_Work to be completed:_
All the data below goes into the copy word for word, but the pictures don't.

_Available records:_
==========
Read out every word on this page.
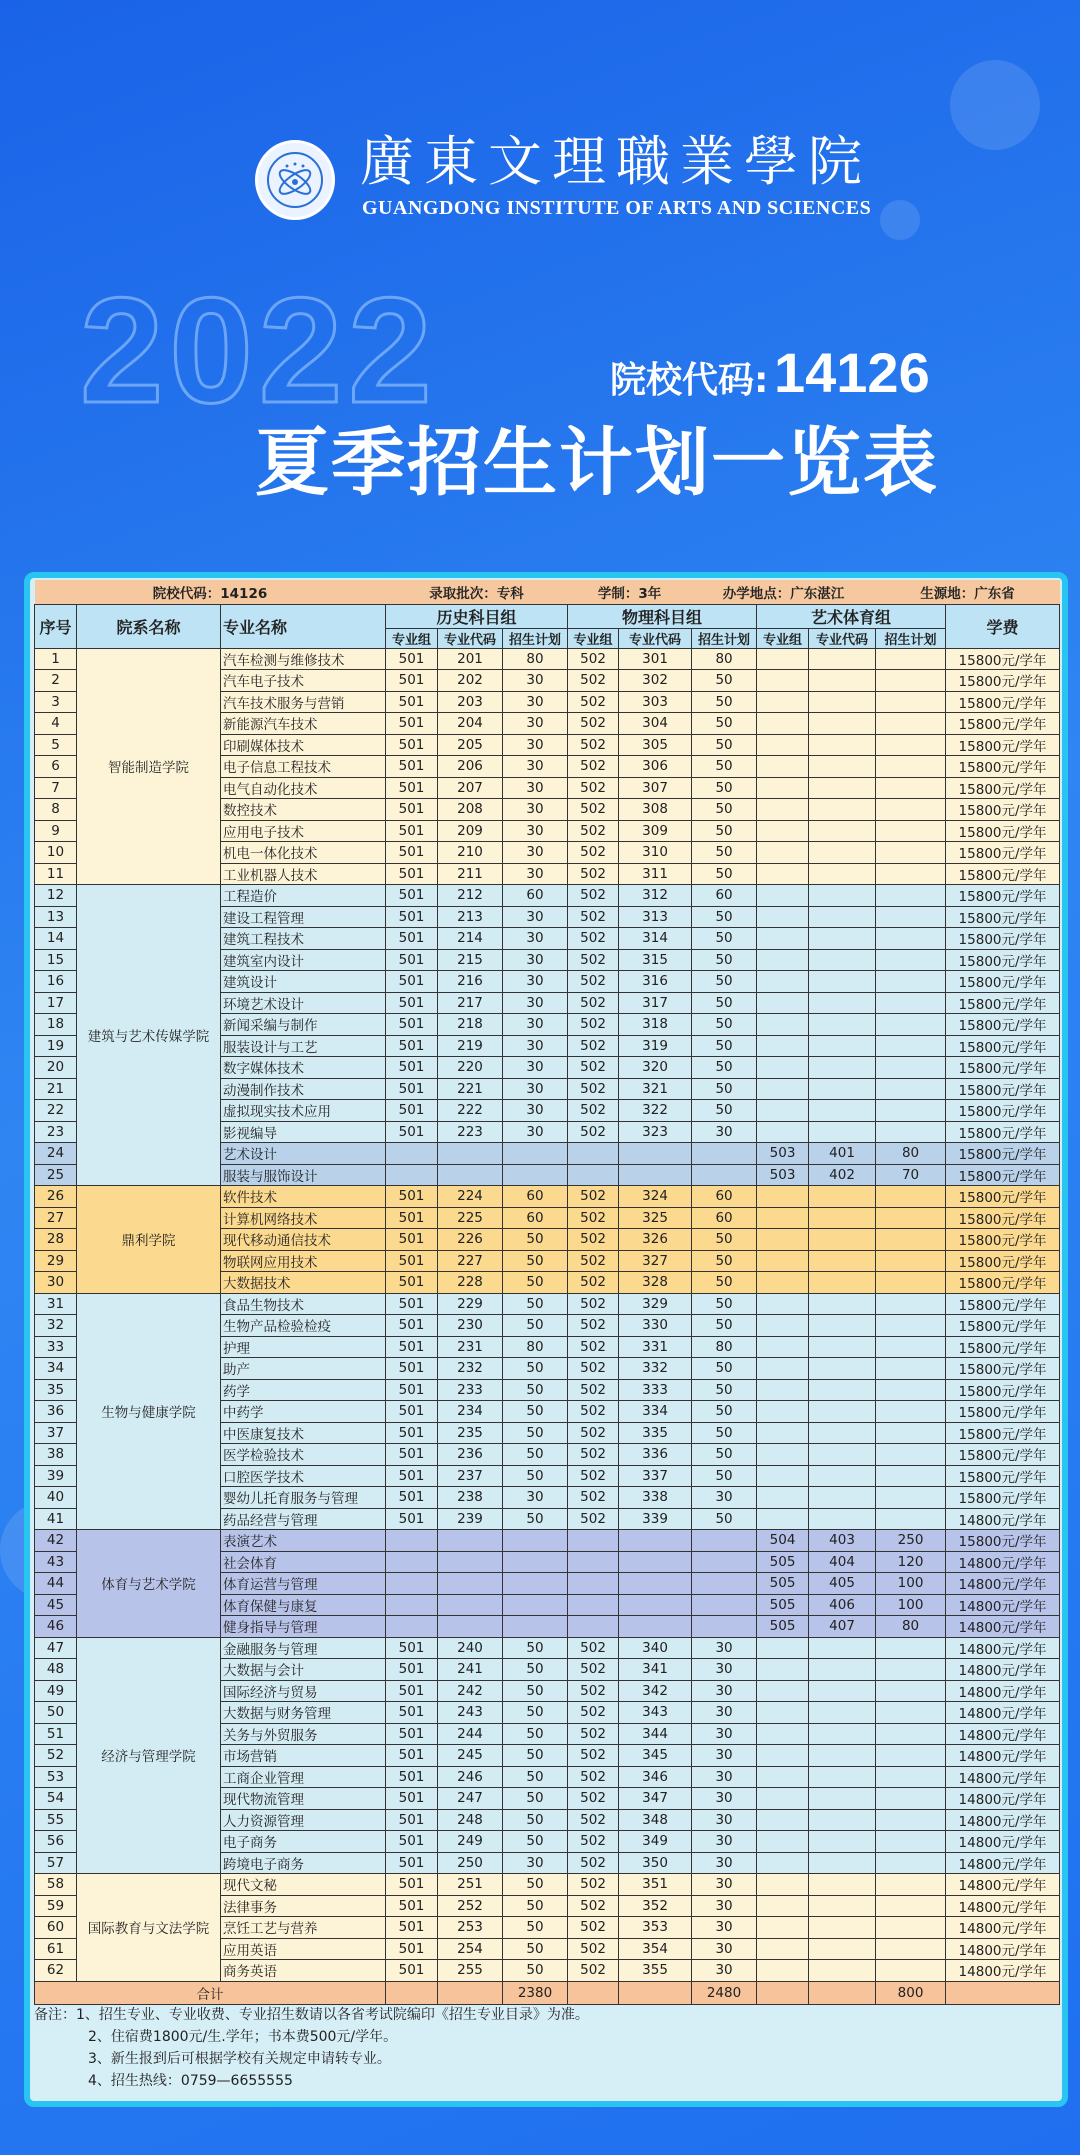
廣東文理職業學院
GUANGDONG INSTITUTE OF ARTS AND SCIENCES
2022	院校代码: 14126
夏季招生计划一览表
院校代码：14126			录取批次：专科			学制：3年		办学地点：广东湛江			生源地：广东省	
序号	院系名称	专业名称	历史科目组			物理科目组			艺术体育组			学费
			专业组	专业代码	招生计划	专业组	专业代码	招生计划	专业组	专业代码	招生计划	
1	智能制造学院	汽车检测与维修技术	501	201	80	502	301	80				15800元/学年
2		汽车电子技术	501	202	30	502	302	50				15800元/学年
3		汽车技术服务与营销	501	203	30	502	303	50				15800元/学年
4		新能源汽车技术	501	204	30	502	304	50				15800元/学年
5		印刷媒体技术	501	205	30	502	305	50				15800元/学年
6		电子信息工程技术	501	206	30	502	306	50				15800元/学年
7		电气自动化技术	501	207	30	502	307	50				15800元/学年
8		数控技术	501	208	30	502	308	50				15800元/学年
9		应用电子技术	501	209	30	502	309	50				15800元/学年
10		机电一体化技术	501	210	30	502	310	50				15800元/学年
11		工业机器人技术	501	211	30	502	311	50				15800元/学年
12	建筑与艺术传媒学院	工程造价	501	212	60	502	312	60				15800元/学年
13		建设工程管理	501	213	30	502	313	50				15800元/学年
14		建筑工程技术	501	214	30	502	314	50				15800元/学年
15		建筑室内设计	501	215	30	502	315	50				15800元/学年
16		建筑设计	501	216	30	502	316	50				15800元/学年
17		环境艺术设计	501	217	30	502	317	50				15800元/学年
18		新闻采编与制作	501	218	30	502	318	50				15800元/学年
19		服装设计与工艺	501	219	30	502	319	50				15800元/学年
20		数字媒体技术	501	220	30	502	320	50				15800元/学年
21		动漫制作技术	501	221	30	502	321	50				15800元/学年
22		虚拟现实技术应用	501	222	30	502	322	50				15800元/学年
23		影视编导	501	223	30	502	323	30				15800元/学年
24		艺术设计							503	401	80	15800元/学年
25		服装与服饰设计							503	402	70	15800元/学年
26	鼎利学院	软件技术	501	224	60	502	324	60				15800元/学年
27		计算机网络技术	501	225	60	502	325	60				15800元/学年
28		现代移动通信技术	501	226	50	502	326	50				15800元/学年
29		物联网应用技术	501	227	50	502	327	50				15800元/学年
30		大数据技术	501	228	50	502	328	50				15800元/学年
31	生物与健康学院	食品生物技术	501	229	50	502	329	50				15800元/学年
32		生物产品检验检疫	501	230	50	502	330	50				15800元/学年
33		护理	501	231	80	502	331	80				15800元/学年
34		助产	501	232	50	502	332	50				15800元/学年
35		药学	501	233	50	502	333	50				15800元/学年
36		中药学	501	234	50	502	334	50				15800元/学年
37		中医康复技术	501	235	50	502	335	50				15800元/学年
38		医学检验技术	501	236	50	502	336	50				15800元/学年
39		口腔医学技术	501	237	50	502	337	50				15800元/学年
40		婴幼儿托育服务与管理	501	238	30	502	338	30				15800元/学年
41		药品经营与管理	501	239	50	502	339	50				14800元/学年
42	体育与艺术学院	表演艺术							504	403	250	15800元/学年
43		社会体育							505	404	120	14800元/学年
44		体育运营与管理							505	405	100	14800元/学年
45		体育保健与康复							505	406	100	14800元/学年
46		健身指导与管理							505	407	80	14800元/学年
47	经济与管理学院	金融服务与管理	501	240	50	502	340	30				14800元/学年
48		大数据与会计	501	241	50	502	341	30				14800元/学年
49		国际经济与贸易	501	242	50	502	342	30				14800元/学年
50		大数据与财务管理	501	243	50	502	343	30				14800元/学年
51		关务与外贸服务	501	244	50	502	344	30				14800元/学年
52		市场营销	501	245	50	502	345	30				14800元/学年
53		工商企业管理	501	246	50	502	346	30				14800元/学年
54		现代物流管理	501	247	50	502	347	30				14800元/学年
55		人力资源管理	501	248	50	502	348	30				14800元/学年
56		电子商务	501	249	50	502	349	30				14800元/学年
57		跨境电子商务	501	250	30	502	350	30				14800元/学年
58	国际教育与文法学院	现代文秘	501	251	50	502	351	30				14800元/学年
59		法律事务	501	252	50	502	352	30				14800元/学年
60		烹饪工艺与营养	501	253	50	502	353	30				14800元/学年
61		应用英语	501	254	50	502	354	30				14800元/学年
62		商务英语	501	255	50	502	355	30				14800元/学年
合计					2380			2480			800	
备注：1、招生专业、专业收费、专业招生数请以各省考试院编印《招生专业目录》为准。
2、住宿费1800元/生.学年；书本费500元/学年。
3、新生报到后可根据学校有关规定申请转专业。
4、招生热线：0759—6655555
==========
_Finished task:_
Read out every word on this page.
廣東文理職業學院
GUANGDONG INSTITUTE OF ARTS AND SCIENCES
2022	院校代码: 14126
夏季招生计划一览表
院校代码：14126			录取批次：专科			学制：3年		办学地点：广东湛江			生源地：广东省	
序号	院系名称	专业名称	历史科目组			物理科目组			艺术体育组			学费
			专业组	专业代码	招生计划	专业组	专业代码	招生计划	专业组	专业代码	招生计划	
1	智能制造学院	汽车检测与维修技术	501	201	80	502	301	80				15800元/学年
2		汽车电子技术	501	202	30	502	302	50				15800元/学年
3		汽车技术服务与营销	501	203	30	502	303	50				15800元/学年
4		新能源汽车技术	501	204	30	502	304	50				15800元/学年
5		印刷媒体技术	501	205	30	502	305	50				15800元/学年
6		电子信息工程技术	501	206	30	502	306	50				15800元/学年
7		电气自动化技术	501	207	30	502	307	50				15800元/学年
8		数控技术	501	208	30	502	308	50				15800元/学年
9		应用电子技术	501	209	30	502	309	50				15800元/学年
10		机电一体化技术	501	210	30	502	310	50				15800元/学年
11		工业机器人技术	501	211	30	502	311	50				15800元/学年
12	建筑与艺术传媒学院	工程造价	501	212	60	502	312	60				15800元/学年
13		建设工程管理	501	213	30	502	313	50				15800元/学年
14		建筑工程技术	501	214	30	502	314	50				15800元/学年
15		建筑室内设计	501	215	30	502	315	50				15800元/学年
16		建筑设计	501	216	30	502	316	50				15800元/学年
17		环境艺术设计	501	217	30	502	317	50				15800元/学年
18		新闻采编与制作	501	218	30	502	318	50				15800元/学年
19		服装设计与工艺	501	219	30	502	319	50				15800元/学年
20		数字媒体技术	501	220	30	502	320	50				15800元/学年
21		动漫制作技术	501	221	30	502	321	50				15800元/学年
22		虚拟现实技术应用	501	222	30	502	322	50				15800元/学年
23		影视编导	501	223	30	502	323	30				15800元/学年
24		艺术设计							503	401	80	15800元/学年
25		服装与服饰设计							503	402	70	15800元/学年
26	鼎利学院	软件技术	501	224	60	502	324	60				15800元/学年
27		计算机网络技术	501	225	60	502	325	60				15800元/学年
28		现代移动通信技术	501	226	50	502	326	50				15800元/学年
29		物联网应用技术	501	227	50	502	327	50				15800元/学年
30		大数据技术	501	228	50	502	328	50				15800元/学年
31	生物与健康学院	食品生物技术	501	229	50	502	329	50				15800元/学年
32		生物产品检验检疫	501	230	50	502	330	50				15800元/学年
33		护理	501	231	80	502	331	80				15800元/学年
34		助产	501	232	50	502	332	50				15800元/学年
35		药学	501	233	50	502	333	50				15800元/学年
36		中药学	501	234	50	502	334	50				15800元/学年
37		中医康复技术	501	235	50	502	335	50				15800元/学年
38		医学检验技术	501	236	50	502	336	50				15800元/学年
39		口腔医学技术	501	237	50	502	337	50				15800元/学年
40		婴幼儿托育服务与管理	501	238	30	502	338	30				15800元/学年
41		药品经营与管理	501	239	50	502	339	50				14800元/学年
42	体育与艺术学院	表演艺术							504	403	250	15800元/学年
43		社会体育							505	404	120	14800元/学年
44		体育运营与管理							505	405	100	14800元/学年
45		体育保健与康复							505	406	100	14800元/学年
46		健身指导与管理							505	407	80	14800元/学年
47	经济与管理学院	金融服务与管理	501	240	50	502	340	30				14800元/学年
48		大数据与会计	501	241	50	502	341	30				14800元/学年
49		国际经济与贸易	501	242	50	502	342	30				14800元/学年
50		大数据与财务管理	501	243	50	502	343	30				14800元/学年
51		关务与外贸服务	501	244	50	502	344	30				14800元/学年
52		市场营销	501	245	50	502	345	30				14800元/学年
53		工商企业管理	501	246	50	502	346	30				14800元/学年
54		现代物流管理	501	247	50	502	347	30				14800元/学年
55		人力资源管理	501	248	50	502	348	30				14800元/学年
56		电子商务	501	249	50	502	349	30				14800元/学年
57		跨境电子商务	501	250	30	502	350	30				14800元/学年
58	国际教育与文法学院	现代文秘	501	251	50	502	351	30				14800元/学年
59		法律事务	501	252	50	502	352	30				14800元/学年
60		烹饪工艺与营养	501	253	50	502	353	30				14800元/学年
61		应用英语	501	254	50	502	354	30				14800元/学年
62		商务英语	501	255	50	502	355	30				14800元/学年
合计					2380			2480			800	
备注：1、招生专业、专业收费、专业招生数请以各省考试院编印《招生专业目录》为准。
2、住宿费1800元/生.学年；书本费500元/学年。
3、新生报到后可根据学校有关规定申请转专业。
4、招生热线：0759—6655555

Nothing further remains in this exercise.